WRITTEN PROBLEM: Isolate every line in the data with the string "上海碳市场SHEA成交量" and copy it.

# Start of INPUT FOR THIS TASK

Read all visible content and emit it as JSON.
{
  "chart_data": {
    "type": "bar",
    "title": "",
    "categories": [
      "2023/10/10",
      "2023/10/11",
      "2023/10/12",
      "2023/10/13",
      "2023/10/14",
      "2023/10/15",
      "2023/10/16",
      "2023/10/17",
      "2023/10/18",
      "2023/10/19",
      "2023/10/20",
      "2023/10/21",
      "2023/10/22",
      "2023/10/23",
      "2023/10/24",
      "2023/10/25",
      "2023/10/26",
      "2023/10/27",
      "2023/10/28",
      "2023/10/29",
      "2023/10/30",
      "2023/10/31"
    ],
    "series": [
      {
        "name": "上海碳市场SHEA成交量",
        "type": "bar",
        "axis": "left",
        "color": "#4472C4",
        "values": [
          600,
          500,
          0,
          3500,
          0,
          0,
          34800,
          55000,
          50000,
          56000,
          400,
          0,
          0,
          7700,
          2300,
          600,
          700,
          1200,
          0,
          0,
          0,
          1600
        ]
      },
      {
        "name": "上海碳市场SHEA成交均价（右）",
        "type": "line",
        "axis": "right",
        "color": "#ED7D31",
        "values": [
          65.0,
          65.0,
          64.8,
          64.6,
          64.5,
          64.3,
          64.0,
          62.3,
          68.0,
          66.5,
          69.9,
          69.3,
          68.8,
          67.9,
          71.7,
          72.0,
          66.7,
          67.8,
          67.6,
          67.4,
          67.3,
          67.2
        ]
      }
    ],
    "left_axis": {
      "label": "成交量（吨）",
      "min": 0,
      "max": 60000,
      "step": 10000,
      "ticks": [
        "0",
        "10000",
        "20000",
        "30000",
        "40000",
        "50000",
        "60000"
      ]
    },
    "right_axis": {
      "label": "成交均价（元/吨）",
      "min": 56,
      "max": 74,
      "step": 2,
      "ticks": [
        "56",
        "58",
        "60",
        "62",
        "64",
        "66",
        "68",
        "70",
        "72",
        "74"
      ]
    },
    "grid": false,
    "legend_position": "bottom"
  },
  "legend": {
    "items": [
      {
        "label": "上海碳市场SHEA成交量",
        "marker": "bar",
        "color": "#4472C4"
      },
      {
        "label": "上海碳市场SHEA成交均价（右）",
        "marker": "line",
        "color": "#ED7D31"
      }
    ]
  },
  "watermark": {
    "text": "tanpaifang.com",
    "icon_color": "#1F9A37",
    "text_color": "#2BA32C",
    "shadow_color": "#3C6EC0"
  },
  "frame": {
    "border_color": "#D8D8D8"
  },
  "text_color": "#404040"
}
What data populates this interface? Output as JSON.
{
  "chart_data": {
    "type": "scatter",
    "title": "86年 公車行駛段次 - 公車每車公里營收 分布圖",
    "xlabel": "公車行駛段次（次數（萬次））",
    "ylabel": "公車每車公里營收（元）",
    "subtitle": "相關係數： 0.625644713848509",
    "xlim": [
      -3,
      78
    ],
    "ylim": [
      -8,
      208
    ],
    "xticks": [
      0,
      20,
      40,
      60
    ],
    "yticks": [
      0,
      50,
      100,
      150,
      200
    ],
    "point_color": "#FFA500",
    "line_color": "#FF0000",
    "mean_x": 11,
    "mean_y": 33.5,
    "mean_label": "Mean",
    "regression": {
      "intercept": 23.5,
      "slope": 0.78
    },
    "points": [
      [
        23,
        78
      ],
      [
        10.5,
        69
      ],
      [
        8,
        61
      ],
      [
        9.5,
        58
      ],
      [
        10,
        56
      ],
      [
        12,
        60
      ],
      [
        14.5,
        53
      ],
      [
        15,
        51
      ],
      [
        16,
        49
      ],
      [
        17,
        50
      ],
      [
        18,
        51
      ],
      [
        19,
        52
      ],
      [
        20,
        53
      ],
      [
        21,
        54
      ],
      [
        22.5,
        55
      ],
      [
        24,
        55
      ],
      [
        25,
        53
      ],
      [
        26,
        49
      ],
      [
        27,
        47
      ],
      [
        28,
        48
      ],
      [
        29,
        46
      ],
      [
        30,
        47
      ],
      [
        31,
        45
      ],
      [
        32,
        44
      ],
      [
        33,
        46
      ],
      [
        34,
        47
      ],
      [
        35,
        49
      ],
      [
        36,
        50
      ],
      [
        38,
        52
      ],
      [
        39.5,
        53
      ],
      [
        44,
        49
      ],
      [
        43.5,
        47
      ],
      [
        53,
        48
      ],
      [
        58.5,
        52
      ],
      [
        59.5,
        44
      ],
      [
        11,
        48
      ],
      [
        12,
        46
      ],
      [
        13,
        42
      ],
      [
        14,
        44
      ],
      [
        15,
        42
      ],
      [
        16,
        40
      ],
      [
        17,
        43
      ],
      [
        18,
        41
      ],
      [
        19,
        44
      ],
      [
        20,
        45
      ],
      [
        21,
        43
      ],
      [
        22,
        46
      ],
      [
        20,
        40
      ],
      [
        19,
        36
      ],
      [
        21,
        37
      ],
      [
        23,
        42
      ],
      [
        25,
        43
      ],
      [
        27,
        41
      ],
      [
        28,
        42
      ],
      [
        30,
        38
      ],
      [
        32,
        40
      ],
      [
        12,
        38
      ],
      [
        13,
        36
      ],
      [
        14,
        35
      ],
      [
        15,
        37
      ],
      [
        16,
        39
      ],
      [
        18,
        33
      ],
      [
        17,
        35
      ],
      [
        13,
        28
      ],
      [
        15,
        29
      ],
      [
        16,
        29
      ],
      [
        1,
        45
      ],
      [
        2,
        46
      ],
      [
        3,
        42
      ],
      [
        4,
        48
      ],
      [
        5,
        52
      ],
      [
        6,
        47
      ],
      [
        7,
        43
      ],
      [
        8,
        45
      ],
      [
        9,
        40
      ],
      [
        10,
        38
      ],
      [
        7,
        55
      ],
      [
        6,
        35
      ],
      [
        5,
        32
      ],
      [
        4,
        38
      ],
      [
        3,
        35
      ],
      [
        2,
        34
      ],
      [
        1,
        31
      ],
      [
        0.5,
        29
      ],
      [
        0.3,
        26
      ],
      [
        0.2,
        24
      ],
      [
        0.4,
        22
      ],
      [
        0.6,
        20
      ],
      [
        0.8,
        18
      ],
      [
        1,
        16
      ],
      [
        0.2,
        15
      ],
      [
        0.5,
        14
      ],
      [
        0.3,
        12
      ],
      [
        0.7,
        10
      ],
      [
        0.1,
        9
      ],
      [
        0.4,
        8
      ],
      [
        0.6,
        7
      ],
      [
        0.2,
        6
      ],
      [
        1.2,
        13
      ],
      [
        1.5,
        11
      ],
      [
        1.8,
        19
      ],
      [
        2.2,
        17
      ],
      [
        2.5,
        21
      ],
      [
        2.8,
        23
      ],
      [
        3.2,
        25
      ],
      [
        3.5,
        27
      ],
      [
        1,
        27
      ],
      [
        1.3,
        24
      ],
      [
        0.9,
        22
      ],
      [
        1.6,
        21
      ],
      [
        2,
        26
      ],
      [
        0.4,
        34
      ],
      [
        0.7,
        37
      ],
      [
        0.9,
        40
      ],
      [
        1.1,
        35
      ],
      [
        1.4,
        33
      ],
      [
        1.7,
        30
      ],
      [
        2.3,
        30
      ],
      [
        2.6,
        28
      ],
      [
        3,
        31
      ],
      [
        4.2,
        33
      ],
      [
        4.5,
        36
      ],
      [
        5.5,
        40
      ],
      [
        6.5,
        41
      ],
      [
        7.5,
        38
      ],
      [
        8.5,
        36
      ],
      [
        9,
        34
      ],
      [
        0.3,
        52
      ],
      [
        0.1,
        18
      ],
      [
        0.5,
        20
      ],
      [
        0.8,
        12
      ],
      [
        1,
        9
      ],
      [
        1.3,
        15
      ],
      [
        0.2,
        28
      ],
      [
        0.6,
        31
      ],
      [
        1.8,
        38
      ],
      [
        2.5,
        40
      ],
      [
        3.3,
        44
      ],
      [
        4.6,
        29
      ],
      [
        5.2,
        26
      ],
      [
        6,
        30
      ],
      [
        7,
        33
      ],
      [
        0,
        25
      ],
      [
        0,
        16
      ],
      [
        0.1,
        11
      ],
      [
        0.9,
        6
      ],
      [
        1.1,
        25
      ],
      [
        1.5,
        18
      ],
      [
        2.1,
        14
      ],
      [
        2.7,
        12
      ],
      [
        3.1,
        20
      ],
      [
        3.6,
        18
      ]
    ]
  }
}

# End of INPUT FOR THIS TASK

TASK ANSWER:
        "name": "上海碳市场SHEA成交量",
        "label": "上海碳市场SHEA成交量",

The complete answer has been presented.